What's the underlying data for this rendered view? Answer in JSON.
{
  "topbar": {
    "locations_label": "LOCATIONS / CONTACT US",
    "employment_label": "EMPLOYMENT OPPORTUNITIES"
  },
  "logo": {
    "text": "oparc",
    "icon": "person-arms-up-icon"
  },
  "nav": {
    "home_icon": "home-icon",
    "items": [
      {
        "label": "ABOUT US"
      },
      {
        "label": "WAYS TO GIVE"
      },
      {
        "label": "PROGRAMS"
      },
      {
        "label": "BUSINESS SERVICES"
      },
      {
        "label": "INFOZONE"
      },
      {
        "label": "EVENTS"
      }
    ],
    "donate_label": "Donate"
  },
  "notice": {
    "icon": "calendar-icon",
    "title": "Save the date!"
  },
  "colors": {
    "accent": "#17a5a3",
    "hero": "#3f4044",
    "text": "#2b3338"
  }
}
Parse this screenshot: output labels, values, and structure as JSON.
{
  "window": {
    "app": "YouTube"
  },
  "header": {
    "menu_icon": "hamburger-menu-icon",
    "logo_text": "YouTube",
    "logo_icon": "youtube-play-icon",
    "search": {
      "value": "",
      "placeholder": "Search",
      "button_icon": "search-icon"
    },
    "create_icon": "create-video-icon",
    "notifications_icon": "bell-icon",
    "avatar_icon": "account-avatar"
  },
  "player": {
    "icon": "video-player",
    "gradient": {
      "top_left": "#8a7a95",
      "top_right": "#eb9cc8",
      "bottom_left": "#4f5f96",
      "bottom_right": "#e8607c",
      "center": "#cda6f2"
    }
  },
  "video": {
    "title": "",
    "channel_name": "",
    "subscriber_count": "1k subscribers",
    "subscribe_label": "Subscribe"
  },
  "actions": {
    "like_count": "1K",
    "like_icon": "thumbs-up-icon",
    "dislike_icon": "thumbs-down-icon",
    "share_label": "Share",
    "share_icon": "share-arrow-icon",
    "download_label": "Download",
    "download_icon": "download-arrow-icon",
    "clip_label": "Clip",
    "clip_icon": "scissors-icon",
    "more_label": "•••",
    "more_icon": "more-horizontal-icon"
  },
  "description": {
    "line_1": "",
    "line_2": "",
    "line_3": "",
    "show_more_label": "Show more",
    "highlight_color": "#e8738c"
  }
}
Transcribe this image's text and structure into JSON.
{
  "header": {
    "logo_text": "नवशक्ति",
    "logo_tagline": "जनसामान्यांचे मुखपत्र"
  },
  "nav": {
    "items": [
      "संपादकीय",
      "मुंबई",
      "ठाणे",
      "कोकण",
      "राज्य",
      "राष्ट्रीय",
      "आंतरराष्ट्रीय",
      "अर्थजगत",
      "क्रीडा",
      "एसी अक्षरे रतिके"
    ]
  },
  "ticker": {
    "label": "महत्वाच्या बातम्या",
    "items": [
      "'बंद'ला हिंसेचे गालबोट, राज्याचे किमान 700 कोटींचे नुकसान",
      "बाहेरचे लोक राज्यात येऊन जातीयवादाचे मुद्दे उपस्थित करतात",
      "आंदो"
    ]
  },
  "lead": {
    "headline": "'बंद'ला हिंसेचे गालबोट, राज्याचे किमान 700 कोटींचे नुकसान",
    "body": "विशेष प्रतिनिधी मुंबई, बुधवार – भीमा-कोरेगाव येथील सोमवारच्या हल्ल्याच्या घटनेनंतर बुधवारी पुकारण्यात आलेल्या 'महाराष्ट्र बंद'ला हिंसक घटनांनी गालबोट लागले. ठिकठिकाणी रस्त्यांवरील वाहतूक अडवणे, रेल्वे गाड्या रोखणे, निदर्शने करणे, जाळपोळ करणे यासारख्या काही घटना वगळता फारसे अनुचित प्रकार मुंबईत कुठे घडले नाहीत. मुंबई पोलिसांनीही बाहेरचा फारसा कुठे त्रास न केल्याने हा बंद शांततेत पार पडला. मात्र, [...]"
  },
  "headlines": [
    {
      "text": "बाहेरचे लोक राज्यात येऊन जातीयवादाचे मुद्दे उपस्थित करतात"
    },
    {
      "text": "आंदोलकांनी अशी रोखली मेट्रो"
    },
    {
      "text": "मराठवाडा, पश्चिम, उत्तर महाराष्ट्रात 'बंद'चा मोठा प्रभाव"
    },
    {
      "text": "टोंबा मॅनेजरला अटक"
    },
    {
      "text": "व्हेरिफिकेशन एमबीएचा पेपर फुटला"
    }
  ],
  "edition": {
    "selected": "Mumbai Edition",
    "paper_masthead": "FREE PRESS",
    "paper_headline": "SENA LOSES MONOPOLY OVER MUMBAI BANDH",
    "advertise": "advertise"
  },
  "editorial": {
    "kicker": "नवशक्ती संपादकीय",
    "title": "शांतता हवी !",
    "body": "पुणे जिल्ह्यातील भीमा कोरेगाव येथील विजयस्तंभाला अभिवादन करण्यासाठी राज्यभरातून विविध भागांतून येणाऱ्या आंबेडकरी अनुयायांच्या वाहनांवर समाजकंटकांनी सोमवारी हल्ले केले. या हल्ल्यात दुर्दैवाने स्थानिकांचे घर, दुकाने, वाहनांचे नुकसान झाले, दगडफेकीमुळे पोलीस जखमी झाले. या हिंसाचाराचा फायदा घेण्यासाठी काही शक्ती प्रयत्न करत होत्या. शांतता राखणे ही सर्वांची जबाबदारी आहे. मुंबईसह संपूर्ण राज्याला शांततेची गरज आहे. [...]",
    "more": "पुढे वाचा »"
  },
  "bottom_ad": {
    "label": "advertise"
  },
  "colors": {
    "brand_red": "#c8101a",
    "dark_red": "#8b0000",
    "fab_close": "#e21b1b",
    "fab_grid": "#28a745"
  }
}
● ● ●
Transcribe the whole listing exactly.

## Solution for this problem
What's the underlying data for this rendered view? Answer in JSON.
{
  "topbar": {
    "locations_label": "LOCATIONS / CONTACT US",
    "employment_label": "EMPLOYMENT OPPORTUNITIES"
  },
  "logo": {
    "text": "oparc",
    "icon": "person-arms-up-icon"
  },
  "nav": {
    "home_icon": "home-icon",
    "items": [
      {
        "label": "ABOUT US"
      },
      {
        "label": "WAYS TO GIVE"
      },
      {
        "label": "PROGRAMS"
      },
      {
        "label": "BUSINESS SERVICES"
      },
      {
        "label": "INFOZONE"
      },
      {
        "label": "EVENTS"
      }
    ],
    "donate_label": "Donate"
  },
  "notice": {
    "icon": "calendar-icon",
    "title": "Save the date!"
  },
  "colors": {
    "accent": "#17a5a3",
    "hero": "#3f4044",
    "text": "#2b3338"
  }
}
Parse this screenshot: output labels, values, and structure as JSON.
{
  "window": {
    "app": "YouTube"
  },
  "header": {
    "menu_icon": "hamburger-menu-icon",
    "logo_text": "YouTube",
    "logo_icon": "youtube-play-icon",
    "search": {
      "value": "",
      "placeholder": "Search",
      "button_icon": "search-icon"
    },
    "create_icon": "create-video-icon",
    "notifications_icon": "bell-icon",
    "avatar_icon": "account-avatar"
  },
  "player": {
    "icon": "video-player",
    "gradient": {
      "top_left": "#8a7a95",
      "top_right": "#eb9cc8",
      "bottom_left": "#4f5f96",
      "bottom_right": "#e8607c",
      "center": "#cda6f2"
    }
  },
  "video": {
    "title": "",
    "channel_name": "",
    "subscriber_count": "1k subscribers",
    "subscribe_label": "Subscribe"
  },
  "actions": {
    "like_count": "1K",
    "like_icon": "thumbs-up-icon",
    "dislike_icon": "thumbs-down-icon",
    "share_label": "Share",
    "share_icon": "share-arrow-icon",
    "download_label": "Download",
    "download_icon": "download-arrow-icon",
    "clip_label": "Clip",
    "clip_icon": "scissors-icon",
    "more_label": "•••",
    "more_icon": "more-horizontal-icon"
  },
  "description": {
    "line_1": "",
    "line_2": "",
    "line_3": "",
    "show_more_label": "Show more",
    "highlight_color": "#e8738c"
  }
}
Transcribe this image's text and structure into JSON.
{
  "header": {
    "logo_text": "नवशक्ति",
    "logo_tagline": "जनसामान्यांचे मुखपत्र"
  },
  "nav": {
    "items": [
      "संपादकीय",
      "मुंबई",
      "ठाणे",
      "कोकण",
      "राज्य",
      "राष्ट्रीय",
      "आंतरराष्ट्रीय",
      "अर्थजगत",
      "क्रीडा",
      "एसी अक्षरे रतिके"
    ]
  },
  "ticker": {
    "label": "महत्वाच्या बातम्या",
    "items": [
      "'बंद'ला हिंसेचे गालबोट, राज्याचे किमान 700 कोटींचे नुकसान",
      "बाहेरचे लोक राज्यात येऊन जातीयवादाचे मुद्दे उपस्थित करतात",
      "आंदो"
    ]
  },
  "lead": {
    "headline": "'बंद'ला हिंसेचे गालबोट, राज्याचे किमान 700 कोटींचे नुकसान",
    "body": "विशेष प्रतिनिधी मुंबई, बुधवार – भीमा-कोरेगाव येथील सोमवारच्या हल्ल्याच्या घटनेनंतर बुधवारी पुकारण्यात आलेल्या 'महाराष्ट्र बंद'ला हिंसक घटनांनी गालबोट लागले. ठिकठिकाणी रस्त्यांवरील वाहतूक अडवणे, रेल्वे गाड्या रोखणे, निदर्शने करणे, जाळपोळ करणे यासारख्या काही घटना वगळता फारसे अनुचित प्रकार मुंबईत कुठे घडले नाहीत. मुंबई पोलिसांनीही बाहेरचा फारसा कुठे त्रास न केल्याने हा बंद शांततेत पार पडला. मात्र, [...]"
  },
  "headlines": [
    {
      "text": "बाहेरचे लोक राज्यात येऊन जातीयवादाचे मुद्दे उपस्थित करतात"
    },
    {
      "text": "आंदोलकांनी अशी रोखली मेट्रो"
    },
    {
      "text": "मराठवाडा, पश्चिम, उत्तर महाराष्ट्रात 'बंद'चा मोठा प्रभाव"
    },
    {
      "text": "टोंबा मॅनेजरला अटक"
    },
    {
      "text": "व्हेरिफिकेशन एमबीएचा पेपर फुटला"
    }
  ],
  "edition": {
    "selected": "Mumbai Edition",
    "paper_masthead": "FREE PRESS",
    "paper_headline": "SENA LOSES MONOPOLY OVER MUMBAI BANDH",
    "advertise": "advertise"
  },
  "editorial": {
    "kicker": "नवशक्ती संपादकीय",
    "title": "शांतता हवी !",
    "body": "पुणे जिल्ह्यातील भीमा कोरेगाव येथील विजयस्तंभाला अभिवादन करण्यासाठी राज्यभरातून विविध भागांतून येणाऱ्या आंबेडकरी अनुयायांच्या वाहनांवर समाजकंटकांनी सोमवारी हल्ले केले. या हल्ल्यात दुर्दैवाने स्थानिकांचे घर, दुकाने, वाहनांचे नुकसान झाले, दगडफेकीमुळे पोलीस जखमी झाले. या हिंसाचाराचा फायदा घेण्यासाठी काही शक्ती प्रयत्न करत होत्या. शांतता राखणे ही सर्वांची जबाबदारी आहे. मुंबईसह संपूर्ण राज्याला शांततेची गरज आहे. [...]",
    "more": "पुढे वाचा »"
  },
  "bottom_ad": {
    "label": "advertise"
  },
  "colors": {
    "brand_red": "#c8101a",
    "dark_red": "#8b0000",
    "fab_close": "#e21b1b",
    "fab_grid": "#28a745"
  }
}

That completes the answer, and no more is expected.